-------- Data supplied

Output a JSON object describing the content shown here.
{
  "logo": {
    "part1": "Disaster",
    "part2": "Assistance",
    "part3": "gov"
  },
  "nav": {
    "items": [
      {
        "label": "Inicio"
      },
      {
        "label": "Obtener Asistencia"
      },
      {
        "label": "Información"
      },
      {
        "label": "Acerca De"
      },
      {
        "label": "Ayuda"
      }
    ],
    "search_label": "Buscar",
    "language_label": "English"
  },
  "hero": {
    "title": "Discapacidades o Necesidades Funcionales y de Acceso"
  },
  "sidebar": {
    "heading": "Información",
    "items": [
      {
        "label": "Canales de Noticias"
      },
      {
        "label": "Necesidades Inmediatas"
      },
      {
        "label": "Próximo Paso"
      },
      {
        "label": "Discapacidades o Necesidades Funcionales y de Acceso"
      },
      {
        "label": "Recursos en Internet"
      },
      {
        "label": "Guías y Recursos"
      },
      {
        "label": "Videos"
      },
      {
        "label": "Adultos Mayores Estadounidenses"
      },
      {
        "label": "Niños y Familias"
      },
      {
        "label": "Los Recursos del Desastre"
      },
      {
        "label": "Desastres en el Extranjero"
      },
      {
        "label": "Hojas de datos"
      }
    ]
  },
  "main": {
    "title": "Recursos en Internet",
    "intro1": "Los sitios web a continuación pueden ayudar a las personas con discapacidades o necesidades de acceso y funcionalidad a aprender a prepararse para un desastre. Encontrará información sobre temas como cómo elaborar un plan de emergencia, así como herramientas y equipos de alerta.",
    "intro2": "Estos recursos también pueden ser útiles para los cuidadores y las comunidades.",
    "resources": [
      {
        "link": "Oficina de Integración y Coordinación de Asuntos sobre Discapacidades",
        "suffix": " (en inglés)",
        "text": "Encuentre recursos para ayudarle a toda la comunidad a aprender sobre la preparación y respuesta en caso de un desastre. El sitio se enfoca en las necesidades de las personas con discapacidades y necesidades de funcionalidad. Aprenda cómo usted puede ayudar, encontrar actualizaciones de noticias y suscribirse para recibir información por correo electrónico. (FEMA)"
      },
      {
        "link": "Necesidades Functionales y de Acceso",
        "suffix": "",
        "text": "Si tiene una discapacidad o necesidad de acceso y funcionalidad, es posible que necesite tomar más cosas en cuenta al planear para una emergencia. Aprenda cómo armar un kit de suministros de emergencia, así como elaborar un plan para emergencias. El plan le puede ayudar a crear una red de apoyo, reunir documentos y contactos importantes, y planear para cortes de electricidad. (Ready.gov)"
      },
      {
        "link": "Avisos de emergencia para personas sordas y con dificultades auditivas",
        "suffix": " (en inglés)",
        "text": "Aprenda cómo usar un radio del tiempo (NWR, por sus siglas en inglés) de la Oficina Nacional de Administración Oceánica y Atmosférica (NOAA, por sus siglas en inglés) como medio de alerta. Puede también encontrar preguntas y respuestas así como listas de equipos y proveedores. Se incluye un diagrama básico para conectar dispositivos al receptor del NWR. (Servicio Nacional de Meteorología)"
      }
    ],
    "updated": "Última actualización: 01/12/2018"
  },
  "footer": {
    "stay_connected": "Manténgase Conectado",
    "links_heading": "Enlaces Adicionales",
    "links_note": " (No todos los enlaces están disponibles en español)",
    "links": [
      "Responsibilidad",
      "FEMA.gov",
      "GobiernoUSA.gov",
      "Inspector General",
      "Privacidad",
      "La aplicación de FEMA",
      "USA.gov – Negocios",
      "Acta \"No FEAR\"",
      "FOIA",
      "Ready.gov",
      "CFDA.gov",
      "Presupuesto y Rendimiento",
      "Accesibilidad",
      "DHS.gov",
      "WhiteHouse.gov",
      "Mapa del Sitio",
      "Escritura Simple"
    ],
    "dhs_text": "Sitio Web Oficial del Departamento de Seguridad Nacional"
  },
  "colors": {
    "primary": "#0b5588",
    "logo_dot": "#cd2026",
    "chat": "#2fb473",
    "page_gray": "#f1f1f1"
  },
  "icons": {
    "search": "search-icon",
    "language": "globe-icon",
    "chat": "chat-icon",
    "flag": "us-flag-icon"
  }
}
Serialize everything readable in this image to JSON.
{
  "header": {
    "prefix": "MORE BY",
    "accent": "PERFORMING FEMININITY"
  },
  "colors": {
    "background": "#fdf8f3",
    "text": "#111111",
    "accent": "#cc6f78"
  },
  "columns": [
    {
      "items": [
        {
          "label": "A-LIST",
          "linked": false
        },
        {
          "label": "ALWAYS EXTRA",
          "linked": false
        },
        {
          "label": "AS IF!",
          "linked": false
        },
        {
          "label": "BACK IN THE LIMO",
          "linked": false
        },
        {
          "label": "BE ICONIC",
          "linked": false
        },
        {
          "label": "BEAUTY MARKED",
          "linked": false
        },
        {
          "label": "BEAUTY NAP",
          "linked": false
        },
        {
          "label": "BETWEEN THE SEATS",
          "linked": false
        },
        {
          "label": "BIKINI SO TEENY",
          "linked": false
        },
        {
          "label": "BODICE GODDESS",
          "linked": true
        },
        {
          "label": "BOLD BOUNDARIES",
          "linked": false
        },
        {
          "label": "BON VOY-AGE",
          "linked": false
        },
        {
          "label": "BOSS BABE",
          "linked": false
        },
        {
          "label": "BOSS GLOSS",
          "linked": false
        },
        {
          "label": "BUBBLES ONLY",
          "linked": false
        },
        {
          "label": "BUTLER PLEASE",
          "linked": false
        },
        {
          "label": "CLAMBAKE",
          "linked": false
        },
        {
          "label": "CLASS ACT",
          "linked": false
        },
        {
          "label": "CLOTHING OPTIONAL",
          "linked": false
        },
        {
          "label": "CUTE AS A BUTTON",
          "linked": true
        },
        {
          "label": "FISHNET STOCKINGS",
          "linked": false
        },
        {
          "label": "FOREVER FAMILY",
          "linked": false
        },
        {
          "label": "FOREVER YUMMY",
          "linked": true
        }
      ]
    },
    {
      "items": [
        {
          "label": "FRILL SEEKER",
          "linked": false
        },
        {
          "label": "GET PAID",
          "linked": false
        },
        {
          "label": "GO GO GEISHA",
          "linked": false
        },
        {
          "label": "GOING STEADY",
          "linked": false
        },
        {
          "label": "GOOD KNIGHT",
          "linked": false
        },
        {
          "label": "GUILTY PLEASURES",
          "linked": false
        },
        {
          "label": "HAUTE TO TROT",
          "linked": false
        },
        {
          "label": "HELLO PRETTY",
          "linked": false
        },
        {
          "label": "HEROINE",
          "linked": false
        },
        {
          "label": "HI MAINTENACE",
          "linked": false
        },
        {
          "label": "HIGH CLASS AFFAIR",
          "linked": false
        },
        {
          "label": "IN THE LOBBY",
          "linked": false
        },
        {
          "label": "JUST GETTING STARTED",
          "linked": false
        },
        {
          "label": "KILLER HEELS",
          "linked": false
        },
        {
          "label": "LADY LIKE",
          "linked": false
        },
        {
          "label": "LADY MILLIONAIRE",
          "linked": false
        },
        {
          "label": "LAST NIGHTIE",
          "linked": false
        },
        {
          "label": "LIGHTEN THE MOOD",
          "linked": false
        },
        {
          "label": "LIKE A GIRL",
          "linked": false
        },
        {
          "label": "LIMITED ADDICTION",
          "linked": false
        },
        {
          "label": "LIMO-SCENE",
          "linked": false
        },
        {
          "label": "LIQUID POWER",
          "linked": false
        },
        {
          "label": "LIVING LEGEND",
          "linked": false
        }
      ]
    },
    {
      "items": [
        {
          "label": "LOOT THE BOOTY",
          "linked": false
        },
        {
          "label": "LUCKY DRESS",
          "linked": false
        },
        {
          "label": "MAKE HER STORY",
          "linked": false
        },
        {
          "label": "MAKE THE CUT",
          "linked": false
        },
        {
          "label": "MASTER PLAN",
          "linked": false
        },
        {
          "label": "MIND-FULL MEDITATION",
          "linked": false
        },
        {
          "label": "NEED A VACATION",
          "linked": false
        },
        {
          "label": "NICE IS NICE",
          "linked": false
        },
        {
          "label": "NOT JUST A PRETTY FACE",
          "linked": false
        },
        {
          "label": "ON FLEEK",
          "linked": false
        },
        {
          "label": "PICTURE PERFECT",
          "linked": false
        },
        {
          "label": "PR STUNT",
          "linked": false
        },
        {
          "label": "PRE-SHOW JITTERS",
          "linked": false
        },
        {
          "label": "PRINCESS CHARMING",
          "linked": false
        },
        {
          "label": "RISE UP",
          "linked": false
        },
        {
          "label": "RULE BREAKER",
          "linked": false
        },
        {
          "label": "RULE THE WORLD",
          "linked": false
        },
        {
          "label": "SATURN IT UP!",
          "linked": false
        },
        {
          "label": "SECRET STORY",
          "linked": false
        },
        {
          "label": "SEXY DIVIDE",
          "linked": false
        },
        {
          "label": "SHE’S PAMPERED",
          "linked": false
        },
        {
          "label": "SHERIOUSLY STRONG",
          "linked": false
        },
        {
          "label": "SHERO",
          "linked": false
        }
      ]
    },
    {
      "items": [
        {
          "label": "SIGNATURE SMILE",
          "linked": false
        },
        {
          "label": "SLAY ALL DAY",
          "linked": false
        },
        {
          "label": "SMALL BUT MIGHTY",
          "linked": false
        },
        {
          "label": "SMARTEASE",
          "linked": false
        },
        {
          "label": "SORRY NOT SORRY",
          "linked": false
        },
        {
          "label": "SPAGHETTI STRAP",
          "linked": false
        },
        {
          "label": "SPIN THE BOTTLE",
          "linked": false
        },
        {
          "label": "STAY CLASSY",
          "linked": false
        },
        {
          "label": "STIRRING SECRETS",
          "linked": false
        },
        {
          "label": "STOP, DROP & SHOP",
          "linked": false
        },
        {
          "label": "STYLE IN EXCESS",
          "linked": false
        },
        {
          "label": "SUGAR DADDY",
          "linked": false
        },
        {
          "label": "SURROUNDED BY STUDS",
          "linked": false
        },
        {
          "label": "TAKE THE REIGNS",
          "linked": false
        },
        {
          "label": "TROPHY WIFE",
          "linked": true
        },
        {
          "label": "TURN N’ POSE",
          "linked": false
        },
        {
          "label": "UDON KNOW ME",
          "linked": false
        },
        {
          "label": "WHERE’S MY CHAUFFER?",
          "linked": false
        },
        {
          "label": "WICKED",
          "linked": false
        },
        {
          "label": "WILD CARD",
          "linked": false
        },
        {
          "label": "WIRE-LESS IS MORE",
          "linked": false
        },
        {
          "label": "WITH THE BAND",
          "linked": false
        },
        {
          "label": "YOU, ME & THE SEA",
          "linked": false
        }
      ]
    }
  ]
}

----------------

▸ **Task statement**:
Take each line of the material that contains the word "accent" and list it.

▸ **Answer to this problem**:
    "accent": "PERFORMING FEMININITY"
    "accent": "#cc6f78"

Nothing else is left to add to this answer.